**WHAT IS EXPECTED**
Set down the material below line for line, beginning at its first line and stopping after the line that contains "where is each element in this 647px"; both of these lines are included. Omit the pictures from the copy.

**DATASET ENTRIES**
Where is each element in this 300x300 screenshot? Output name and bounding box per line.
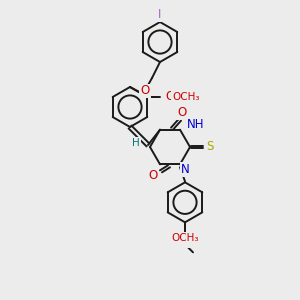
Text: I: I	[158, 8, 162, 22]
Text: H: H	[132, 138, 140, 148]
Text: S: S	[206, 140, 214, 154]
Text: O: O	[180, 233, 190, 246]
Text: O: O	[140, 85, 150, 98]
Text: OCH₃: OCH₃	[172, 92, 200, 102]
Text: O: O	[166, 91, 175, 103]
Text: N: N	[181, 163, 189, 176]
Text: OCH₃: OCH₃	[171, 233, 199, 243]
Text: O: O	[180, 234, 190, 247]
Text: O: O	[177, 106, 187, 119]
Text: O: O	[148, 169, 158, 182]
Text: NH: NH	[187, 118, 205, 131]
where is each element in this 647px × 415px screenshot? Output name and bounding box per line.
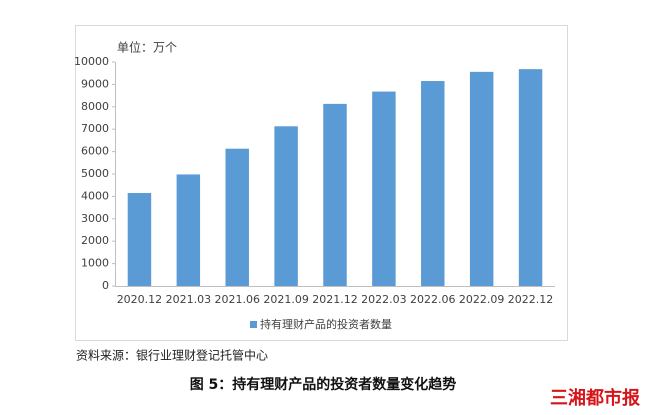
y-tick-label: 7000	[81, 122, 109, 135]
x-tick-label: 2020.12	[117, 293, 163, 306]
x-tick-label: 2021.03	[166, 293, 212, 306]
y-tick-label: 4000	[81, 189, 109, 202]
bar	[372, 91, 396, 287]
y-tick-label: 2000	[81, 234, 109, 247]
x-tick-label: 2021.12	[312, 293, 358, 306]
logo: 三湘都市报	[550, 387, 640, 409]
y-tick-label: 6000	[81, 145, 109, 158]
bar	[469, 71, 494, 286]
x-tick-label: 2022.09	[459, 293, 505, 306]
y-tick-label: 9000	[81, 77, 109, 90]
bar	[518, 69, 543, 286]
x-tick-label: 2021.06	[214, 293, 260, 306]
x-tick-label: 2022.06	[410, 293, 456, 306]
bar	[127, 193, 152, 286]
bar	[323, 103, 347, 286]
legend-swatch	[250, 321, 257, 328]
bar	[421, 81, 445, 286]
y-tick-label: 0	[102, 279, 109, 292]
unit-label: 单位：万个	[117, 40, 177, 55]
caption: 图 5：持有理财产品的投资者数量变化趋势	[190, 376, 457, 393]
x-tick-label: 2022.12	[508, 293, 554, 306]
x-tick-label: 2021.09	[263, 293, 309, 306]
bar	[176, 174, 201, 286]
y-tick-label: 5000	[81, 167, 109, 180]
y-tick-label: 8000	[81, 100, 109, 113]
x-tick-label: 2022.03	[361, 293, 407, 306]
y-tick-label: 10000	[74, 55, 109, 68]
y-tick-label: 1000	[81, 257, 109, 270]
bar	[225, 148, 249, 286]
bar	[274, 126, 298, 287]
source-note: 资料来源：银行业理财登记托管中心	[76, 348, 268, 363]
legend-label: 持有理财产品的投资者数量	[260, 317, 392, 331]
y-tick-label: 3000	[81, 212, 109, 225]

**SOLUTION BELOW**
Where is each element in this 300x300 screenshot? Output name and bounding box per line.
Text: I: I	[158, 8, 162, 22]
Text: H: H	[132, 138, 140, 148]
Text: S: S	[206, 140, 214, 154]
Text: O: O	[180, 233, 190, 246]
Text: O: O	[140, 85, 150, 98]
Text: OCH₃: OCH₃	[172, 92, 200, 102]
Text: O: O	[166, 91, 175, 103]
Text: N: N	[181, 163, 189, 176]
Text: OCH₃: OCH₃	[171, 233, 199, 243]
Text: O: O	[180, 234, 190, 247]
Text: O: O	[177, 106, 187, 119]
Text: O: O	[148, 169, 158, 182]
Text: NH: NH	[187, 118, 205, 131]
where is each element in this 647px × 415px screenshot? Output name and bounding box per line.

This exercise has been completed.